Problem details | Reproduce all of the listing below without alteration.

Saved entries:
-.-.-
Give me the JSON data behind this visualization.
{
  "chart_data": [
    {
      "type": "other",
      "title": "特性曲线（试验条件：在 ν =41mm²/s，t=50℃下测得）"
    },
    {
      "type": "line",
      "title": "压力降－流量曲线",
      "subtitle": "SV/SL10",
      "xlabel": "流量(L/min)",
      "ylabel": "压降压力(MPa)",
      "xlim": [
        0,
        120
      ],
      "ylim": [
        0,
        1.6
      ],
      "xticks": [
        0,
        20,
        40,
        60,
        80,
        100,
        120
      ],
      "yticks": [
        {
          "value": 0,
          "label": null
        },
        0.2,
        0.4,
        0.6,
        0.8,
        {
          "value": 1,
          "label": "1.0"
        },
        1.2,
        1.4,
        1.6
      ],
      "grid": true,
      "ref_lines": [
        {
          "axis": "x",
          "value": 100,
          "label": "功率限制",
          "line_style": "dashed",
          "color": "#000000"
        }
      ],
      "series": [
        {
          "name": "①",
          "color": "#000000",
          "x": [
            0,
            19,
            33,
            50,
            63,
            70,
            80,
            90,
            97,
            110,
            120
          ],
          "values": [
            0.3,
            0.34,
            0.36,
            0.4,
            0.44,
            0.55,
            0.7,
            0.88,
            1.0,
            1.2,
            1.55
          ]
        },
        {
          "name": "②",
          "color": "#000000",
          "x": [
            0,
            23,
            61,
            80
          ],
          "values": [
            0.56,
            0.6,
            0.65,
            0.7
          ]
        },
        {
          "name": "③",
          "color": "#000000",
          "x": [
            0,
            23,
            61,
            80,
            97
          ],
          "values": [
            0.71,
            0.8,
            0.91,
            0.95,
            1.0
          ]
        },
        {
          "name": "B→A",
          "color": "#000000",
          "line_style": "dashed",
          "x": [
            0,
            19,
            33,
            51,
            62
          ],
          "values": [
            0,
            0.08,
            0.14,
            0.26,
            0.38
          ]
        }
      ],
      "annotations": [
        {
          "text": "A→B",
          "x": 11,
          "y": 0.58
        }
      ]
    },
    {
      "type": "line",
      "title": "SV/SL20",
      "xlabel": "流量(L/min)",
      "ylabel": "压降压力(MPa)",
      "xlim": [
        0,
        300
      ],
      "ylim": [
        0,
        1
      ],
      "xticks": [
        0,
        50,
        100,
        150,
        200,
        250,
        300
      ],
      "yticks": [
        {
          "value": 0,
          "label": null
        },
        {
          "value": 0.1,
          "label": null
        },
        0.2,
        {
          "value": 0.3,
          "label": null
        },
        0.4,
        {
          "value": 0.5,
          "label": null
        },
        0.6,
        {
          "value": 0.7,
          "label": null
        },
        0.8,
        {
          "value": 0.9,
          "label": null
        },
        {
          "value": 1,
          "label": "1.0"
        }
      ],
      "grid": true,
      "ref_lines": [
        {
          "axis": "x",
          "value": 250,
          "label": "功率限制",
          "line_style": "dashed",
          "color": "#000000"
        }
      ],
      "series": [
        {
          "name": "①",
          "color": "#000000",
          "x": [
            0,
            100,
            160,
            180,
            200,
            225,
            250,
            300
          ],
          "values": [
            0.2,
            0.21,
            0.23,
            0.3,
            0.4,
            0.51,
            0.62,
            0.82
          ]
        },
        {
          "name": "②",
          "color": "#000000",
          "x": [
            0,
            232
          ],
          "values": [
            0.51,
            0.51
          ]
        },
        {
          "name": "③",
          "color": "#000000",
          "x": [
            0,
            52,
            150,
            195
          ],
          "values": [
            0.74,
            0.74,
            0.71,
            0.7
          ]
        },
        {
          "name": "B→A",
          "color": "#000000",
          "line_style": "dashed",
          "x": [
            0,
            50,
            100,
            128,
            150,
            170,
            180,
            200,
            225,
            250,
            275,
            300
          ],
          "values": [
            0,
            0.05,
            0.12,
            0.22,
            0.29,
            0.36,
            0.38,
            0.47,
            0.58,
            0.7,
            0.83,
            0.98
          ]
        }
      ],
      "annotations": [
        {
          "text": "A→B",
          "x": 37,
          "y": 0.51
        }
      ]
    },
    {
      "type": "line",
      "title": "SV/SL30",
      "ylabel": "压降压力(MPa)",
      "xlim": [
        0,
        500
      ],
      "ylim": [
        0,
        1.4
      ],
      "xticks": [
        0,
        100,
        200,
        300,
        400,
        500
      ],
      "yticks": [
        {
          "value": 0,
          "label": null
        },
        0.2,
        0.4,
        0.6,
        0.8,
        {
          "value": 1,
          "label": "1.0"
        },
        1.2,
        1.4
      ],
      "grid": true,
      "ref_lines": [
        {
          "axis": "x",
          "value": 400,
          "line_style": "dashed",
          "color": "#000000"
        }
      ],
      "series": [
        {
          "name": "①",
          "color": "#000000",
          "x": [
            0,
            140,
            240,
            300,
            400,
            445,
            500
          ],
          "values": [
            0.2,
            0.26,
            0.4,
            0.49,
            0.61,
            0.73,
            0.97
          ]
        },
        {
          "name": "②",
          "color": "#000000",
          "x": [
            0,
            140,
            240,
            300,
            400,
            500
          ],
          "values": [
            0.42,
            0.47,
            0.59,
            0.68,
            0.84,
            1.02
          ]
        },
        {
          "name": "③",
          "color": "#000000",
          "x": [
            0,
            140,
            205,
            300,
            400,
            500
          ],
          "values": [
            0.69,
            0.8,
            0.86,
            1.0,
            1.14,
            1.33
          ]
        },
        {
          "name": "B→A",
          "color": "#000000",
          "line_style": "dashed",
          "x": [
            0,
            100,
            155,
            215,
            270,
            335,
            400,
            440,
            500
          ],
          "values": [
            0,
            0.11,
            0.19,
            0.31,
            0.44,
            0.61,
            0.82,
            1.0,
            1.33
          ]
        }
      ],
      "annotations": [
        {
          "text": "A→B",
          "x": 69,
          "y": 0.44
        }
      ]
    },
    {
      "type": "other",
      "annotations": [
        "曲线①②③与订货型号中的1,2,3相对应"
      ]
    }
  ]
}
-.-.-
Exercise solution |
Give me the JSON data behind this visualization.
{
  "chart_data": [
    {
      "type": "other",
      "title": "特性曲线（试验条件：在 ν =41mm²/s，t=50℃下测得）"
    },
    {
      "type": "line",
      "title": "压力降－流量曲线",
      "subtitle": "SV/SL10",
      "xlabel": "流量(L/min)",
      "ylabel": "压降压力(MPa)",
      "xlim": [
        0,
        120
      ],
      "ylim": [
        0,
        1.6
      ],
      "xticks": [
        0,
        20,
        40,
        60,
        80,
        100,
        120
      ],
      "yticks": [
        {
          "value": 0,
          "label": null
        },
        0.2,
        0.4,
        0.6,
        0.8,
        {
          "value": 1,
          "label": "1.0"
        },
        1.2,
        1.4,
        1.6
      ],
      "grid": true,
      "ref_lines": [
        {
          "axis": "x",
          "value": 100,
          "label": "功率限制",
          "line_style": "dashed",
          "color": "#000000"
        }
      ],
      "series": [
        {
          "name": "①",
          "color": "#000000",
          "x": [
            0,
            19,
            33,
            50,
            63,
            70,
            80,
            90,
            97,
            110,
            120
          ],
          "values": [
            0.3,
            0.34,
            0.36,
            0.4,
            0.44,
            0.55,
            0.7,
            0.88,
            1.0,
            1.2,
            1.55
          ]
        },
        {
          "name": "②",
          "color": "#000000",
          "x": [
            0,
            23,
            61,
            80
          ],
          "values": [
            0.56,
            0.6,
            0.65,
            0.7
          ]
        },
        {
          "name": "③",
          "color": "#000000",
          "x": [
            0,
            23,
            61,
            80,
            97
          ],
          "values": [
            0.71,
            0.8,
            0.91,
            0.95,
            1.0
          ]
        },
        {
          "name": "B→A",
          "color": "#000000",
          "line_style": "dashed",
          "x": [
            0,
            19,
            33,
            51,
            62
          ],
          "values": [
            0,
            0.08,
            0.14,
            0.26,
            0.38
          ]
        }
      ],
      "annotations": [
        {
          "text": "A→B",
          "x": 11,
          "y": 0.58
        }
      ]
    },
    {
      "type": "line",
      "title": "SV/SL20",
      "xlabel": "流量(L/min)",
      "ylabel": "压降压力(MPa)",
      "xlim": [
        0,
        300
      ],
      "ylim": [
        0,
        1
      ],
      "xticks": [
        0,
        50,
        100,
        150,
        200,
        250,
        300
      ],
      "yticks": [
        {
          "value": 0,
          "label": null
        },
        {
          "value": 0.1,
          "label": null
        },
        0.2,
        {
          "value": 0.3,
          "label": null
        },
        0.4,
        {
          "value": 0.5,
          "label": null
        },
        0.6,
        {
          "value": 0.7,
          "label": null
        },
        0.8,
        {
          "value": 0.9,
          "label": null
        },
        {
          "value": 1,
          "label": "1.0"
        }
      ],
      "grid": true,
      "ref_lines": [
        {
          "axis": "x",
          "value": 250,
          "label": "功率限制",
          "line_style": "dashed",
          "color": "#000000"
        }
      ],
      "series": [
        {
          "name": "①",
          "color": "#000000",
          "x": [
            0,
            100,
            160,
            180,
            200,
            225,
            250,
            300
          ],
          "values": [
            0.2,
            0.21,
            0.23,
            0.3,
            0.4,
            0.51,
            0.62,
            0.82
          ]
        },
        {
          "name": "②",
          "color": "#000000",
          "x": [
            0,
            232
          ],
          "values": [
            0.51,
            0.51
          ]
        },
        {
          "name": "③",
          "color": "#000000",
          "x": [
            0,
            52,
            150,
            195
          ],
          "values": [
            0.74,
            0.74,
            0.71,
            0.7
          ]
        },
        {
          "name": "B→A",
          "color": "#000000",
          "line_style": "dashed",
          "x": [
            0,
            50,
            100,
            128,
            150,
            170,
            180,
            200,
            225,
            250,
            275,
            300
          ],
          "values": [
            0,
            0.05,
            0.12,
            0.22,
            0.29,
            0.36,
            0.38,
            0.47,
            0.58,
            0.7,
            0.83,
            0.98
          ]
        }
      ],
      "annotations": [
        {
          "text": "A→B",
          "x": 37,
          "y": 0.51
        }
      ]
    },
    {
      "type": "line",
      "title": "SV/SL30",
      "ylabel": "压降压力(MPa)",
      "xlim": [
        0,
        500
      ],
      "ylim": [
        0,
        1.4
      ],
      "xticks": [
        0,
        100,
        200,
        300,
        400,
        500
      ],
      "yticks": [
        {
          "value": 0,
          "label": null
        },
        0.2,
        0.4,
        0.6,
        0.8,
        {
          "value": 1,
          "label": "1.0"
        },
        1.2,
        1.4
      ],
      "grid": true,
      "ref_lines": [
        {
          "axis": "x",
          "value": 400,
          "line_style": "dashed",
          "color": "#000000"
        }
      ],
      "series": [
        {
          "name": "①",
          "color": "#000000",
          "x": [
            0,
            140,
            240,
            300,
            400,
            445,
            500
          ],
          "values": [
            0.2,
            0.26,
            0.4,
            0.49,
            0.61,
            0.73,
            0.97
          ]
        },
        {
          "name": "②",
          "color": "#000000",
          "x": [
            0,
            140,
            240,
            300,
            400,
            500
          ],
          "values": [
            0.42,
            0.47,
            0.59,
            0.68,
            0.84,
            1.02
          ]
        },
        {
          "name": "③",
          "color": "#000000",
          "x": [
            0,
            140,
            205,
            300,
            400,
            500
          ],
          "values": [
            0.69,
            0.8,
            0.86,
            1.0,
            1.14,
            1.33
          ]
        },
        {
          "name": "B→A",
          "color": "#000000",
          "line_style": "dashed",
          "x": [
            0,
            100,
            155,
            215,
            270,
            335,
            400,
            440,
            500
          ],
          "values": [
            0,
            0.11,
            0.19,
            0.31,
            0.44,
            0.61,
            0.82,
            1.0,
            1.33
          ]
        }
      ],
      "annotations": [
        {
          "text": "A→B",
          "x": 69,
          "y": 0.44
        }
      ]
    },
    {
      "type": "other",
      "annotations": [
        "曲线①②③与订货型号中的1,2,3相对应"
      ]
    }
  ]
}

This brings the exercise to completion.